** START Records shown **

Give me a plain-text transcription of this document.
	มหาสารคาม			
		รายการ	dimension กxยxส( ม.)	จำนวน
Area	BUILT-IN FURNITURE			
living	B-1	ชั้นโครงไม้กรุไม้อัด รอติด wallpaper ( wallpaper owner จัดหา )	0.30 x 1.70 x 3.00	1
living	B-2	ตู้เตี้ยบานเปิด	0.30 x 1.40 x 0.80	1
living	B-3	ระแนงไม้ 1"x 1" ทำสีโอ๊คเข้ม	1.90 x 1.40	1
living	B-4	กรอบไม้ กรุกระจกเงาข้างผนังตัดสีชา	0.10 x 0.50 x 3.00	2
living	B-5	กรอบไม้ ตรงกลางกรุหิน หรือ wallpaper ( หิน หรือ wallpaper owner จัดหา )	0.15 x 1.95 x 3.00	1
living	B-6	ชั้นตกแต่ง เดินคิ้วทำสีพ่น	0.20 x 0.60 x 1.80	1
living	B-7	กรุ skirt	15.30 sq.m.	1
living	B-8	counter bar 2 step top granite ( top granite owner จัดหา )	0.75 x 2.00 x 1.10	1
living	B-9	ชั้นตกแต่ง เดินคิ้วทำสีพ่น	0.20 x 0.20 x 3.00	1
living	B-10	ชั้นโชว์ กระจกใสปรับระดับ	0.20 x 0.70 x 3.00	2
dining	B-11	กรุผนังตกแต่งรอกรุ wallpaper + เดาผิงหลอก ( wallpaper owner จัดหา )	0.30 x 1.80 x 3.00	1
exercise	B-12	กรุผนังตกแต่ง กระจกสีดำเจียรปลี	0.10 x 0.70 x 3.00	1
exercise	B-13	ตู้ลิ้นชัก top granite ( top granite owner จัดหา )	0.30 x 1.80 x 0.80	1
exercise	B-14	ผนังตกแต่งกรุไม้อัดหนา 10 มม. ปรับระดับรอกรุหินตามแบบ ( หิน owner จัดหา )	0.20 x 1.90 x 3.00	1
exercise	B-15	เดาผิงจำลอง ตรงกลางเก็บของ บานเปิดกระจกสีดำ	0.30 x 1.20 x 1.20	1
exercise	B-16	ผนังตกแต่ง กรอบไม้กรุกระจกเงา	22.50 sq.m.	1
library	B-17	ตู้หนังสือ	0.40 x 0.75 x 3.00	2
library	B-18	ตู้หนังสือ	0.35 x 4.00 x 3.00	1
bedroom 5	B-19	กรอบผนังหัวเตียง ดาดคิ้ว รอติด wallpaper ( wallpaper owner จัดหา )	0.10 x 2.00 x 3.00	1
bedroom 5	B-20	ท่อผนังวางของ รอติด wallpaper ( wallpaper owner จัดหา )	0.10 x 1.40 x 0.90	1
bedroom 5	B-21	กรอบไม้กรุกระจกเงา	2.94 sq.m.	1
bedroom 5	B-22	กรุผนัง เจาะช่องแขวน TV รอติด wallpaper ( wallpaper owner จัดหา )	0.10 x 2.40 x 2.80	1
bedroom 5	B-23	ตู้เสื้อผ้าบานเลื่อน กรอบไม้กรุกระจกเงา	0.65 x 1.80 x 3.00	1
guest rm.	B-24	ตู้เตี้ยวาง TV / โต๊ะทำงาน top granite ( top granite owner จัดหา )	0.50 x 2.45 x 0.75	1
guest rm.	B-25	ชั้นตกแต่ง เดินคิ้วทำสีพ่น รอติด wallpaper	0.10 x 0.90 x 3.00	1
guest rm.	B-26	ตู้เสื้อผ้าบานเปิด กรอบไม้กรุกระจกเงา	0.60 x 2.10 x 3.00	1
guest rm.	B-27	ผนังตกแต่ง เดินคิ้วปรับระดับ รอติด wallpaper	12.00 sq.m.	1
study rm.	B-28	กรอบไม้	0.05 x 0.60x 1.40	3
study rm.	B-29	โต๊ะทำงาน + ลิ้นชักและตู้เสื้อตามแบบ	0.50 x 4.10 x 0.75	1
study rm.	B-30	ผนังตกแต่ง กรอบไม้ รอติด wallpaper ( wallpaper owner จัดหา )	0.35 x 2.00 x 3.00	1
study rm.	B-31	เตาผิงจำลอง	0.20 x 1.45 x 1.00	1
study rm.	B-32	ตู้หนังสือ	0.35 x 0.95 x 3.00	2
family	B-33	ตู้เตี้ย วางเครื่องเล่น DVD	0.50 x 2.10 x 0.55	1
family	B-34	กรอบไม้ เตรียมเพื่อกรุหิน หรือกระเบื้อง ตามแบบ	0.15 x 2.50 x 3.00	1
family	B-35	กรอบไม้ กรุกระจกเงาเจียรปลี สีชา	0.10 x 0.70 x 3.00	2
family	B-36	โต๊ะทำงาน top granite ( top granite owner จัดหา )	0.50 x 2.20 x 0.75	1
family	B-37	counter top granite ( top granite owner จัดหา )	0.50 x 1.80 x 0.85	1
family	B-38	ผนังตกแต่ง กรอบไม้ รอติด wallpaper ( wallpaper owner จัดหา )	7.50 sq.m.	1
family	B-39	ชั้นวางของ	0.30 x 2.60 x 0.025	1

** END Records shown **

_What to work on_
Produce an exact copy of the whole listing.

_Exercise result_
Give me a plain-text transcription of this document.
	มหาสารคาม			
		รายการ	dimension กxยxส( ม.)	จำนวน
Area	BUILT-IN FURNITURE			
living	B-1	ชั้นโครงไม้กรุไม้อัด รอติด wallpaper ( wallpaper owner จัดหา )	0.30 x 1.70 x 3.00	1
living	B-2	ตู้เตี้ยบานเปิด	0.30 x 1.40 x 0.80	1
living	B-3	ระแนงไม้ 1"x 1" ทำสีโอ๊คเข้ม	1.90 x 1.40	1
living	B-4	กรอบไม้ กรุกระจกเงาข้างผนังตัดสีชา	0.10 x 0.50 x 3.00	2
living	B-5	กรอบไม้ ตรงกลางกรุหิน หรือ wallpaper ( หิน หรือ wallpaper owner จัดหา )	0.15 x 1.95 x 3.00	1
living	B-6	ชั้นตกแต่ง เดินคิ้วทำสีพ่น	0.20 x 0.60 x 1.80	1
living	B-7	กรุ skirt	15.30 sq.m.	1
living	B-8	counter bar 2 step top granite ( top granite owner จัดหา )	0.75 x 2.00 x 1.10	1
living	B-9	ชั้นตกแต่ง เดินคิ้วทำสีพ่น	0.20 x 0.20 x 3.00	1
living	B-10	ชั้นโชว์ กระจกใสปรับระดับ	0.20 x 0.70 x 3.00	2
dining	B-11	กรุผนังตกแต่งรอกรุ wallpaper + เดาผิงหลอก ( wallpaper owner จัดหา )	0.30 x 1.80 x 3.00	1
exercise	B-12	กรุผนังตกแต่ง กระจกสีดำเจียรปลี	0.10 x 0.70 x 3.00	1
exercise	B-13	ตู้ลิ้นชัก top granite ( top granite owner จัดหา )	0.30 x 1.80 x 0.80	1
exercise	B-14	ผนังตกแต่งกรุไม้อัดหนา 10 มม. ปรับระดับรอกรุหินตามแบบ ( หิน owner จัดหา )	0.20 x 1.90 x 3.00	1
exercise	B-15	เดาผิงจำลอง ตรงกลางเก็บของ บานเปิดกระจกสีดำ	0.30 x 1.20 x 1.20	1
exercise	B-16	ผนังตกแต่ง กรอบไม้กรุกระจกเงา	22.50 sq.m.	1
library	B-17	ตู้หนังสือ	0.40 x 0.75 x 3.00	2
library	B-18	ตู้หนังสือ	0.35 x 4.00 x 3.00	1
bedroom 5	B-19	กรอบผนังหัวเตียง ดาดคิ้ว รอติด wallpaper ( wallpaper owner จัดหา )	0.10 x 2.00 x 3.00	1
bedroom 5	B-20	ท่อผนังวางของ รอติด wallpaper ( wallpaper owner จัดหา )	0.10 x 1.40 x 0.90	1
bedroom 5	B-21	กรอบไม้กรุกระจกเงา	2.94 sq.m.	1
bedroom 5	B-22	กรุผนัง เจาะช่องแขวน TV รอติด wallpaper ( wallpaper owner จัดหา )	0.10 x 2.40 x 2.80	1
bedroom 5	B-23	ตู้เสื้อผ้าบานเลื่อน กรอบไม้กรุกระจกเงา	0.65 x 1.80 x 3.00	1
guest rm.	B-24	ตู้เตี้ยวาง TV / โต๊ะทำงาน top granite ( top granite owner จัดหา )	0.50 x 2.45 x 0.75	1
guest rm.	B-25	ชั้นตกแต่ง เดินคิ้วทำสีพ่น รอติด wallpaper	0.10 x 0.90 x 3.00	1
guest rm.	B-26	ตู้เสื้อผ้าบานเปิด กรอบไม้กรุกระจกเงา	0.60 x 2.10 x 3.00	1
guest rm.	B-27	ผนังตกแต่ง เดินคิ้วปรับระดับ รอติด wallpaper	12.00 sq.m.	1
study rm.	B-28	กรอบไม้	0.05 x 0.60x 1.40	3
study rm.	B-29	โต๊ะทำงาน + ลิ้นชักและตู้เสื้อตามแบบ	0.50 x 4.10 x 0.75	1
study rm.	B-30	ผนังตกแต่ง กรอบไม้ รอติด wallpaper ( wallpaper owner จัดหา )	0.35 x 2.00 x 3.00	1
study rm.	B-31	เตาผิงจำลอง	0.20 x 1.45 x 1.00	1
study rm.	B-32	ตู้หนังสือ	0.35 x 0.95 x 3.00	2
family	B-33	ตู้เตี้ย วางเครื่องเล่น DVD	0.50 x 2.10 x 0.55	1
family	B-34	กรอบไม้ เตรียมเพื่อกรุหิน หรือกระเบื้อง ตามแบบ	0.15 x 2.50 x 3.00	1
family	B-35	กรอบไม้ กรุกระจกเงาเจียรปลี สีชา	0.10 x 0.70 x 3.00	2
family	B-36	โต๊ะทำงาน top granite ( top granite owner จัดหา )	0.50 x 2.20 x 0.75	1
family	B-37	counter top granite ( top granite owner จัดหา )	0.50 x 1.80 x 0.85	1
family	B-38	ผนังตกแต่ง กรอบไม้ รอติด wallpaper ( wallpaper owner จัดหา )	7.50 sq.m.	1
family	B-39	ชั้นวางของ	0.30 x 2.60 x 0.025	1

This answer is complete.